# [SELECTED TEXT]
= = =
To bump this up once more…now that you are basically AMAZON and can do whatever you please…can we PLEASE get ProRes on Draft :wink: ?

Thanks,
Timor

I can’t go into all the business details here, but we’re not legally allowed to bundle quite a few different codecs for Draft that are provided by FFMPEG. In fact, they may not be able to ship it themselves. I’m pretty sure ProRes support is one of the many reasons FFMPEG doesn’t host a single one of its own builds.

I found a tutorial on how to do this here but since I’m not all that adept at Python just yet (or Deadline for that matter, I’ve only just taken charge of our render farm) I haven’t yet deciphered it:
https://artandmath.wordpress.com/2015/09/08/create-movies-via-terminal-with-ffmpeg-and-thinkbox-deadline/

In the meantime, we have a problem in that we need to take all of the image frames we generate from AfterEffects and Cinema4D and convert them into a ProRes of varying flavours in certain frame rates, sometimes with Alpha channels etc.

So since we’re all Mac based I was able to write a bash script that will automate the encode of image sequences without the need for any technical knowledge by the graphics team. Its simply runs an interface in which the team selects various options and at the end builds the appropriate Ffmpeg command

Just a sample of what the script does:

echo "\n\t\tWhat framerate is the material?"
     echo ""
     echo "\t1) 23.98fps"
     echo "\t2) 24fps"
     echo "\t3) 25fps"
     echo "\t4) 29.97fps"
     echo ""
     echo "Answer 1,2,3 or 4? \c"
     read framerate

Ask the user what frame rate they want for the output:

echo "\n\t\tWhat ProRes format would you like?"
     echo ""
     echo "\t1) ProRes422 (Proxy)"  # -profile:v 0 gives a 11.4MB size and moves you to 10-bit 4:2:2 space
     echo "\t2) ProRes422 (LT)"     # -profile:v 1 ranges at around 28MB, it too is in 10-bit 4:2:2 space
     echo "\t3) ProRes422 (Normal)" # -profile:v 2 moves us up to 45.2MB with 10-bit 4:2:2 space and finally
     echo "\t4) ProRes422 (HQ)"     # -profile:v 3 goes to 67.9MB at 10-bit 4:2:2
     echo "\t5) ProRes4444 "
     echo "\t6) ProRes4444 (Alpha Channel)"
     echo ""
     echo "Answer 1,2,3 etc? $flavour \c"
     read flavour
     
         if [[ "$flavour" = "1" ]]; then
      flavour_out="prores -profile:v 0 -pix_fmt yuv422p10"
      ProRes=ProRes422Proxy
    elif [[ "$flavour" = '2' ]]; then
       flavour_out="prores -profile:v 1 -pix_fmt yuv422p10"
       ProRes=ProRes422LT
     elif [[ "$flavour" = '3' ]]; then
       flavour_out="prores -profile:v 2 -pix_fmt yuv422p10"
       ProRes=ProRes422Normal
     elif [[ "$flavour" = '4' ]]; then
       flavour_out="prores -profile:v 3 -pix_fmt yuv422p10"
= = =
# [DIRECTIONS]
Answer these questions about the ProRes discussion:
(a) Which two applications produce the image frames that need converting?
(b) What kind of computers is the team based on?
(c) Which ProRes422 option in the script is paired with "-profile:v 1"?
= = =
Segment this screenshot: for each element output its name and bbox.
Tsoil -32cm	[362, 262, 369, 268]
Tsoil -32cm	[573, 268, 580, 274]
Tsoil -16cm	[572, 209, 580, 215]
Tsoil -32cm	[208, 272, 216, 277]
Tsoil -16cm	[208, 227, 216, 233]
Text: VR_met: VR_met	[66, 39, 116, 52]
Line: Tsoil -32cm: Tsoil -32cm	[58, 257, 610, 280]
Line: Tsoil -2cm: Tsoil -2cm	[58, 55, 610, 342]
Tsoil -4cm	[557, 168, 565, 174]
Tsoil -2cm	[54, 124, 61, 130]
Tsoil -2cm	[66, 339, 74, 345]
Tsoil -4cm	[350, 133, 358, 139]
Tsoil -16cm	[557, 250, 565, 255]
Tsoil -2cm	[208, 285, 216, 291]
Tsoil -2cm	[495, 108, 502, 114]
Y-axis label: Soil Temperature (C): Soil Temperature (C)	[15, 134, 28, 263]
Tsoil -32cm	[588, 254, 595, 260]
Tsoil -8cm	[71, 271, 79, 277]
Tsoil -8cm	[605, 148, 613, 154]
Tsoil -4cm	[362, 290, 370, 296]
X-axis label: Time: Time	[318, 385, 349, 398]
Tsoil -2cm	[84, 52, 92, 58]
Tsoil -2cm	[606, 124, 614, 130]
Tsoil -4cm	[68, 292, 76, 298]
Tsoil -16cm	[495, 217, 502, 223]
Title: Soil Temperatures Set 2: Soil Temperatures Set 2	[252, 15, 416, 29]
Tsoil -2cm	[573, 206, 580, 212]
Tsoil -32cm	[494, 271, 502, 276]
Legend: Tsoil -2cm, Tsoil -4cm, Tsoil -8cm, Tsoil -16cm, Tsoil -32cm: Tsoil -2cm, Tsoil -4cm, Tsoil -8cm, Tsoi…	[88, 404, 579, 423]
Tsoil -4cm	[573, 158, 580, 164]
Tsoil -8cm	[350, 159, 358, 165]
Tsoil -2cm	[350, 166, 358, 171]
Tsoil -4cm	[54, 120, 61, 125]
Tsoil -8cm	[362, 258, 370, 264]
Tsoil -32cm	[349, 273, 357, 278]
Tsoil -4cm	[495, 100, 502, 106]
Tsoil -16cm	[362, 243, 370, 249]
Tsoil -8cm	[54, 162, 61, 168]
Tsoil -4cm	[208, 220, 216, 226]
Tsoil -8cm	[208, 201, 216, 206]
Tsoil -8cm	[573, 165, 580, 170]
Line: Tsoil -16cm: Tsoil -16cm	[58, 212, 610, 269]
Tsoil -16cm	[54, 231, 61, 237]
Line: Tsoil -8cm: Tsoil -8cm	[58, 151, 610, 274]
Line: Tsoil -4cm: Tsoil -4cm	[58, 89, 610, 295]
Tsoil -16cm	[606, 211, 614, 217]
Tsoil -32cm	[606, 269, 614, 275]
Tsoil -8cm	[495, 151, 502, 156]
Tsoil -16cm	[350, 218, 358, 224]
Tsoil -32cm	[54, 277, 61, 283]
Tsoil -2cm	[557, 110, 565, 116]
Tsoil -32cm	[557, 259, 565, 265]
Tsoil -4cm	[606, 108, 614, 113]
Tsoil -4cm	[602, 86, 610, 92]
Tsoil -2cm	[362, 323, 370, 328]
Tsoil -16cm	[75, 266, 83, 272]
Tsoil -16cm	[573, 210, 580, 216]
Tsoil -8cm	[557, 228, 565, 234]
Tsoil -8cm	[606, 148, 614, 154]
= = =
# [SOLUTION]
(a) AfterEffects and Cinema4D
(b) Mac
(c) ProRes422 (LT)